■ **Work to do**:
Collect each line of the entries that holds the string "color".

════════════════════

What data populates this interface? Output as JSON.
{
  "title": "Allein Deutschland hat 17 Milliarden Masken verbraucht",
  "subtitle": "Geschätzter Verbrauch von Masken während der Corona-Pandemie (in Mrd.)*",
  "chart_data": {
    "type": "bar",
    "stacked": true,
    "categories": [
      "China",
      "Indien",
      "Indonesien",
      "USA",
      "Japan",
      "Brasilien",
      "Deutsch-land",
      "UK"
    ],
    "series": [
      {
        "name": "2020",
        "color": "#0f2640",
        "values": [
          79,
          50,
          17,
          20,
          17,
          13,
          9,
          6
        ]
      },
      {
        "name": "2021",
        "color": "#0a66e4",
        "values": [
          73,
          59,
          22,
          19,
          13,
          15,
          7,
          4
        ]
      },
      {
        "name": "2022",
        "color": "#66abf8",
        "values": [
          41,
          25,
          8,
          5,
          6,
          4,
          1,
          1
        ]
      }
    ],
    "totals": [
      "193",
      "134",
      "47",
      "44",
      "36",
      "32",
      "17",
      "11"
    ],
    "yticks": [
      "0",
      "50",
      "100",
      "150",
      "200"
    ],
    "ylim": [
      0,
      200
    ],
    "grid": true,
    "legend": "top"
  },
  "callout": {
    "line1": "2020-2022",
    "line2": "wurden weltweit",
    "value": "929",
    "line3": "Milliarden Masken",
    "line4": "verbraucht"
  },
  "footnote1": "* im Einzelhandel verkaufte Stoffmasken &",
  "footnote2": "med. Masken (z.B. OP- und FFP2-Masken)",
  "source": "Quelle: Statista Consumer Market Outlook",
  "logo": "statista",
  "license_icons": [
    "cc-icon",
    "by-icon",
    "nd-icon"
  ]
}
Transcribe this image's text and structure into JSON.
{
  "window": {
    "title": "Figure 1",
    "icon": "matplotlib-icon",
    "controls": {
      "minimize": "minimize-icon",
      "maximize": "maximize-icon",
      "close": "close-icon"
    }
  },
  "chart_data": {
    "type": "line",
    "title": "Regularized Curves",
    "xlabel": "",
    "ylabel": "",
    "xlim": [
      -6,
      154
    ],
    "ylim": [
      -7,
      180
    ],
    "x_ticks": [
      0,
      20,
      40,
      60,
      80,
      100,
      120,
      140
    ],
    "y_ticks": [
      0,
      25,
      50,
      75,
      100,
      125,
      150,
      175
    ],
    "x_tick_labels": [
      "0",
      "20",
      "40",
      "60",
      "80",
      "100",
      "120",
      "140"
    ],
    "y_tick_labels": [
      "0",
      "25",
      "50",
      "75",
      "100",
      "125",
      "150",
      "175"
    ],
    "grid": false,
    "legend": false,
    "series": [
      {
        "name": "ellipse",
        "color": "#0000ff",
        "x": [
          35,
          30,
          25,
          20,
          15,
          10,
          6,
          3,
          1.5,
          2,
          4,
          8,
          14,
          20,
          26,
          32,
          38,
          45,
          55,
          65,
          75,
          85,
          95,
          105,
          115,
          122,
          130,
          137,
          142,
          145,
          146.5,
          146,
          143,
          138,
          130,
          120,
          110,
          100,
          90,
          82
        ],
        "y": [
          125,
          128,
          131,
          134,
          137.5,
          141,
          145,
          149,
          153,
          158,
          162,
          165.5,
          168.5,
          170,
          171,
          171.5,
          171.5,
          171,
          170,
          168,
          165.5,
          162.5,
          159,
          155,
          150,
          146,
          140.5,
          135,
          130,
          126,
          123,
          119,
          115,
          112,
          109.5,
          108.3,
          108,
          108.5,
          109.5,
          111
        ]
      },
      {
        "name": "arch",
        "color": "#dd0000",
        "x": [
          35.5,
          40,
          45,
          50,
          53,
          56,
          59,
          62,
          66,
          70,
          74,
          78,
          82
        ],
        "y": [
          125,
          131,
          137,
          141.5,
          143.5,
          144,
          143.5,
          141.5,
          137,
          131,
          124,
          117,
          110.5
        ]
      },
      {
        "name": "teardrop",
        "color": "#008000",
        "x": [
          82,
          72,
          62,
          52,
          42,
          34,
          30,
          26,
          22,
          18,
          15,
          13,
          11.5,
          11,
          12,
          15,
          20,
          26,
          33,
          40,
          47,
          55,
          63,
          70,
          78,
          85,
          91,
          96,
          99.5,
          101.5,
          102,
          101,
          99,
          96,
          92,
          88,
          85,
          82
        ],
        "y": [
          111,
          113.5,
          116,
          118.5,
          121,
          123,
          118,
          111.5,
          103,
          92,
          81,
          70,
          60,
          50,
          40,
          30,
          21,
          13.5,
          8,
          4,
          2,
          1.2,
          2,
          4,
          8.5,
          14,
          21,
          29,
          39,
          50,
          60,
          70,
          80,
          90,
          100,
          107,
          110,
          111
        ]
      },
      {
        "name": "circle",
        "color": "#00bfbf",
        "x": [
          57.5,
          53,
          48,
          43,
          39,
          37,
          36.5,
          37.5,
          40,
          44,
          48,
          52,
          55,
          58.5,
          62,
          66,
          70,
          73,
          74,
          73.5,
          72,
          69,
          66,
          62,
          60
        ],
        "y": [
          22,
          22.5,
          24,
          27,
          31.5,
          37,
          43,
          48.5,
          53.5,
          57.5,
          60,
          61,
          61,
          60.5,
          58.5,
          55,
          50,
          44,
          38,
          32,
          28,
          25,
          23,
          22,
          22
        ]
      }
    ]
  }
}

════════════════════

■ **Solution to the exercise**:
        "color": "#0f2640",
        "color": "#0a66e4",
        "color": "#66abf8",
        "color": "#0000ff",
        "color": "#dd0000",
        "color": "#008000",
        "color": "#00bfbf",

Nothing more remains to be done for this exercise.